— START OF PROVIDED DATA —

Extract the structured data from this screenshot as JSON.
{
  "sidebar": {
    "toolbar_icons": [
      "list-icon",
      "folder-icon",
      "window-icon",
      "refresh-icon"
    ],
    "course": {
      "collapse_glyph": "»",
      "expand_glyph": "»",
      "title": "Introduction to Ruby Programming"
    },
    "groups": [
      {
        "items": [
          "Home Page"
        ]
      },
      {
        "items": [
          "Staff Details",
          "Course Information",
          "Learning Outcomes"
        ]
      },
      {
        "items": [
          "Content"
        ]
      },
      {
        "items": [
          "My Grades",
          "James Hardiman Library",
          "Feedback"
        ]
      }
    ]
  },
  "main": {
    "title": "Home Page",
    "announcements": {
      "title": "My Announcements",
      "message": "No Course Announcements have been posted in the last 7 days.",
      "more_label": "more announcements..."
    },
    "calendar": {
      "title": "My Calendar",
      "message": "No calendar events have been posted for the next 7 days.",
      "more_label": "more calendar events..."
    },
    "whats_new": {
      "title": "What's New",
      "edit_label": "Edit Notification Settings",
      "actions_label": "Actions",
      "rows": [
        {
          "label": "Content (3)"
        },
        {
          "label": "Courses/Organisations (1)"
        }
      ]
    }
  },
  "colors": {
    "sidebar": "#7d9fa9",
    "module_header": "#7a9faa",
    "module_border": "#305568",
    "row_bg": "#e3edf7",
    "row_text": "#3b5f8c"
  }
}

— END OF PROVIDED DATA —
— START OF PROVIDED DATA —

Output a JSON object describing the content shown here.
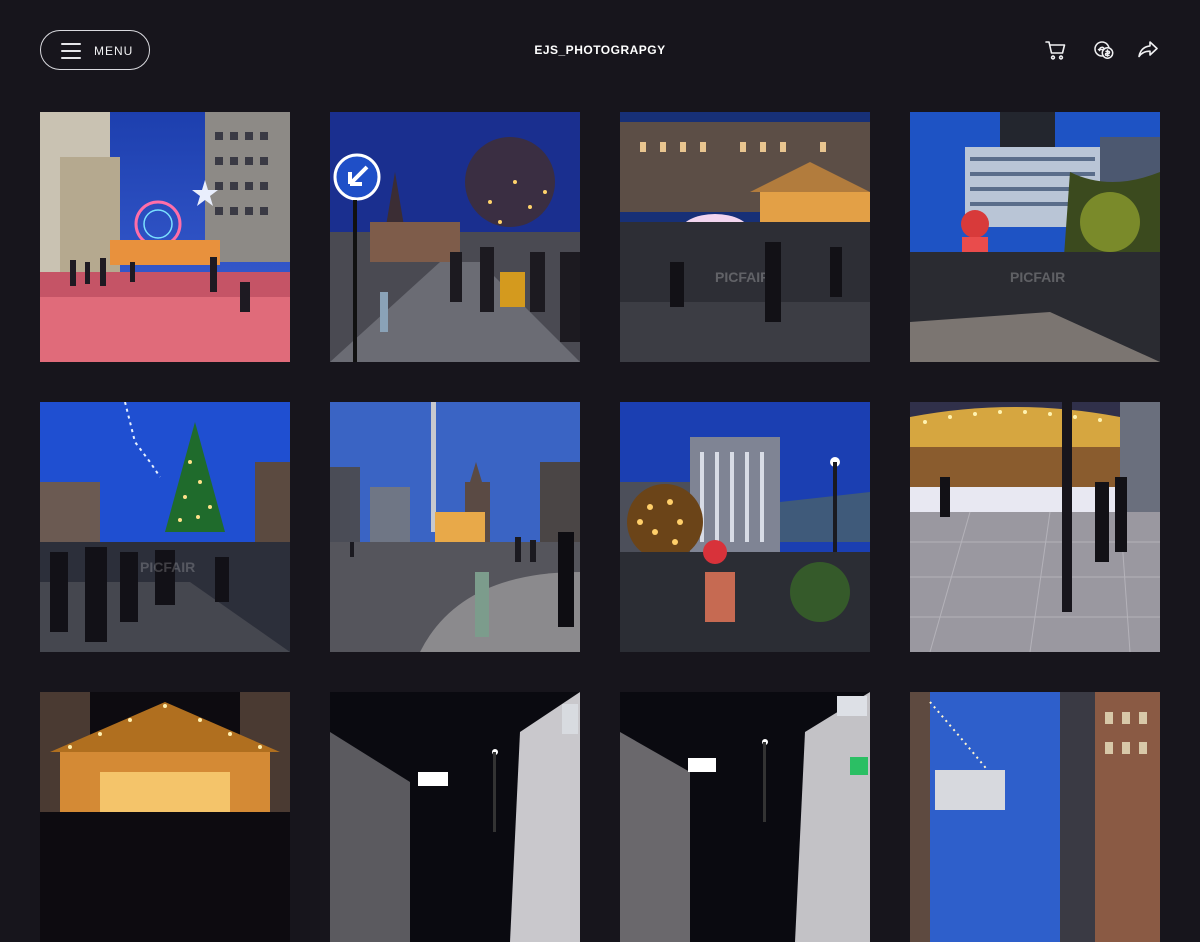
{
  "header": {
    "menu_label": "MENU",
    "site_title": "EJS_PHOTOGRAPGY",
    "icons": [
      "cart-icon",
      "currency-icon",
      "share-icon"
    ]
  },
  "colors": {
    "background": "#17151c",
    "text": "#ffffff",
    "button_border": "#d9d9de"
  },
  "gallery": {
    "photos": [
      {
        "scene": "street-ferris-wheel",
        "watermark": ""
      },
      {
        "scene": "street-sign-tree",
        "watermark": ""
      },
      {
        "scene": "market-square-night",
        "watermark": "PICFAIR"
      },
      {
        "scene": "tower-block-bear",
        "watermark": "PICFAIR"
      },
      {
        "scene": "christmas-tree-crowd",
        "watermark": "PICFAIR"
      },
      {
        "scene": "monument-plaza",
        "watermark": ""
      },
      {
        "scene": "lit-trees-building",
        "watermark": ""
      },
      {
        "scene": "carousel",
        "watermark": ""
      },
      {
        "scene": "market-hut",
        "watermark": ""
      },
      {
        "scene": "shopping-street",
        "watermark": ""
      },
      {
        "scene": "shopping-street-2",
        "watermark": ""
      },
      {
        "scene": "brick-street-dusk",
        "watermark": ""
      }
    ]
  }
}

— END OF PROVIDED DATA —

Lines that hold "JSON" are the ones to copy; find all of them.

Extract the structured data from this screenshot as JSON.
Output a JSON object describing the content shown here.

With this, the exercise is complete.